*EXERCISE TASK*.
Print the listing below line by line, with no changes.

[Saved entries]
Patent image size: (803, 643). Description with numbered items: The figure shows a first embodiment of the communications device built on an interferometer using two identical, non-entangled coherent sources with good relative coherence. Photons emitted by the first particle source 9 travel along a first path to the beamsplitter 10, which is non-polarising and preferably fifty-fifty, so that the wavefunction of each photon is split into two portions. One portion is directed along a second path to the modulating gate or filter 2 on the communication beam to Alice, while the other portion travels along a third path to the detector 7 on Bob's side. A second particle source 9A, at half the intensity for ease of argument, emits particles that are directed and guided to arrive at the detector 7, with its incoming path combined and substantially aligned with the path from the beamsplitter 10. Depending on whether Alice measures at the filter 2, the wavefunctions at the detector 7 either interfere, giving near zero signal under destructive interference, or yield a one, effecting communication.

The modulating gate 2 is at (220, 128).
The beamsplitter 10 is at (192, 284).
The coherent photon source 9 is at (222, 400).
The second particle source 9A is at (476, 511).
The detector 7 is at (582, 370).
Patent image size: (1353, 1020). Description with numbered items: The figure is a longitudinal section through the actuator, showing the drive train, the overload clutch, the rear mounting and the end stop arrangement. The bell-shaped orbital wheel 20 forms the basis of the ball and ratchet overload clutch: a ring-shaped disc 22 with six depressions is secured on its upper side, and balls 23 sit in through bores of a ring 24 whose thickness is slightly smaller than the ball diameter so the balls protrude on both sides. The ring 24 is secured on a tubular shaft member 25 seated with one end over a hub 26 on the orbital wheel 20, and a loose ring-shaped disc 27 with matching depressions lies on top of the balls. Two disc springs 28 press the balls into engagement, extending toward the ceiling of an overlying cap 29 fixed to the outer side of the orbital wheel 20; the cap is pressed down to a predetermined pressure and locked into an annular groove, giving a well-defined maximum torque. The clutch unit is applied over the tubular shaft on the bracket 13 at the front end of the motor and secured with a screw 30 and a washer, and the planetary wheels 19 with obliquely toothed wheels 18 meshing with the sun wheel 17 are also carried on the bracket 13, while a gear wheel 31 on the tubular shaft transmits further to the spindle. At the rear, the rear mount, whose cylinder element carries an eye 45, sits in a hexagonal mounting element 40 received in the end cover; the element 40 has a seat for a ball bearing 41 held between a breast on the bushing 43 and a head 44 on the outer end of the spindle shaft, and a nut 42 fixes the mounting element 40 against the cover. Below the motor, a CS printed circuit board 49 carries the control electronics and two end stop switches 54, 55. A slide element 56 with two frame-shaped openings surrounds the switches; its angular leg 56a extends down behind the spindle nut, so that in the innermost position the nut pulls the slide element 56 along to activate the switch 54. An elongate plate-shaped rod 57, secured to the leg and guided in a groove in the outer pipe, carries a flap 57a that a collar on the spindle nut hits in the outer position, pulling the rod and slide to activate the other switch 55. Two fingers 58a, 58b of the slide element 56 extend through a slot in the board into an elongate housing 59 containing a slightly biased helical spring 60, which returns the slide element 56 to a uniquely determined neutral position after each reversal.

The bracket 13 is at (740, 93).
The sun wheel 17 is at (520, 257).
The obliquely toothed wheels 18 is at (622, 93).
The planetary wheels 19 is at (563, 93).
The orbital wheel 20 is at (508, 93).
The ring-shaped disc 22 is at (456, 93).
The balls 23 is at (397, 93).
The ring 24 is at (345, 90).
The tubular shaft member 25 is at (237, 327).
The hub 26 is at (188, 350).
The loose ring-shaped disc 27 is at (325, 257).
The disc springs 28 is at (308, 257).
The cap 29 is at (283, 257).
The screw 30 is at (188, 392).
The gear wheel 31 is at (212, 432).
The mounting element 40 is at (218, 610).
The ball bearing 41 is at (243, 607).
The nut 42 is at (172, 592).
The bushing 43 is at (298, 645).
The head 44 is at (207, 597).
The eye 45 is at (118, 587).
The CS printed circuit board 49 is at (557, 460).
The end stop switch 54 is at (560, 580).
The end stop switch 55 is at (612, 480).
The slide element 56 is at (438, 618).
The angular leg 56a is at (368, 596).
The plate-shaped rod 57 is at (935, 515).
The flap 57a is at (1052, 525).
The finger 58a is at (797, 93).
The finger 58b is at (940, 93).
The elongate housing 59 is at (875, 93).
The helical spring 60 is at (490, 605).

*EXERCISE ANSWER*.
Patent image size: (803, 643). Description with numbered items: The figure shows a first embodiment of the communications device built on an interferometer using two identical, non-entangled coherent sources with good relative coherence. Photons emitted by the first particle source 9 travel along a first path to the beamsplitter 10, which is non-polarising and preferably fifty-fifty, so that the wavefunction of each photon is split into two portions. One portion is directed along a second path to the modulating gate or filter 2 on the communication beam to Alice, while the other portion travels along a third path to the detector 7 on Bob's side. A second particle source 9A, at half the intensity for ease of argument, emits particles that are directed and guided to arrive at the detector 7, with its incoming path combined and substantially aligned with the path from the beamsplitter 10. Depending on whether Alice measures at the filter 2, the wavefunctions at the detector 7 either interfere, giving near zero signal under destructive interference, or yield a one, effecting communication.

The modulating gate 2 is at (220, 128).
The beamsplitter 10 is at (192, 284).
The coherent photon source 9 is at (222, 400).
The second particle source 9A is at (476, 511).
The detector 7 is at (582, 370).
Patent image size: (1353, 1020). Description with numbered items: The figure is a longitudinal section through the actuator, showing the drive train, the overload clutch, the rear mounting and the end stop arrangement. The bell-shaped orbital wheel 20 forms the basis of the ball and ratchet overload clutch: a ring-shaped disc 22 with six depressions is secured on its upper side, and balls 23 sit in through bores of a ring 24 whose thickness is slightly smaller than the ball diameter so the balls protrude on both sides. The ring 24 is secured on a tubular shaft member 25 seated with one end over a hub 26 on the orbital wheel 20, and a loose ring-shaped disc 27 with matching depressions lies on top of the balls. Two disc springs 28 press the balls into engagement, extending toward the ceiling of an overlying cap 29 fixed to the outer side of the orbital wheel 20; the cap is pressed down to a predetermined pressure and locked into an annular groove, giving a well-defined maximum torque. The clutch unit is applied over the tubular shaft on the bracket 13 at the front end of the motor and secured with a screw 30 and a washer, and the planetary wheels 19 with obliquely toothed wheels 18 meshing with the sun wheel 17 are also carried on the bracket 13, while a gear wheel 31 on the tubular shaft transmits further to the spindle. At the rear, the rear mount, whose cylinder element carries an eye 45, sits in a hexagonal mounting element 40 received in the end cover; the element 40 has a seat for a ball bearing 41 held between a breast on the bushing 43 and a head 44 on the outer end of the spindle shaft, and a nut 42 fixes the mounting element 40 against the cover. Below the motor, a CS printed circuit board 49 carries the control electronics and two end stop switches 54, 55. A slide element 56 with two frame-shaped openings surrounds the switches; its angular leg 56a extends down behind the spindle nut, so that in the innermost position the nut pulls the slide element 56 along to activate the switch 54. An elongate plate-shaped rod 57, secured to the leg and guided in a groove in the outer pipe, carries a flap 57a that a collar on the spindle nut hits in the outer position, pulling the rod and slide to activate the other switch 55. Two fingers 58a, 58b of the slide element 56 extend through a slot in the board into an elongate housing 59 containing a slightly biased helical spring 60, which returns the slide element 56 to a uniquely determined neutral position after each reversal.

The bracket 13 is at (740, 93).
The sun wheel 17 is at (520, 257).
The obliquely toothed wheels 18 is at (622, 93).
The planetary wheels 19 is at (563, 93).
The orbital wheel 20 is at (508, 93).
The ring-shaped disc 22 is at (456, 93).
The balls 23 is at (397, 93).
The ring 24 is at (345, 90).
The tubular shaft member 25 is at (237, 327).
The hub 26 is at (188, 350).
The loose ring-shaped disc 27 is at (325, 257).
The disc springs 28 is at (308, 257).
The cap 29 is at (283, 257).
The screw 30 is at (188, 392).
The gear wheel 31 is at (212, 432).
The mounting element 40 is at (218, 610).
The ball bearing 41 is at (243, 607).
The nut 42 is at (172, 592).
The bushing 43 is at (298, 645).
The head 44 is at (207, 597).
The eye 45 is at (118, 587).
The CS printed circuit board 49 is at (557, 460).
The end stop switch 54 is at (560, 580).
The end stop switch 55 is at (612, 480).
The slide element 56 is at (438, 618).
The angular leg 56a is at (368, 596).
The plate-shaped rod 57 is at (935, 515).
The flap 57a is at (1052, 525).
The finger 58a is at (797, 93).
The finger 58b is at (940, 93).
The elongate housing 59 is at (875, 93).
The helical spring 60 is at (490, 605).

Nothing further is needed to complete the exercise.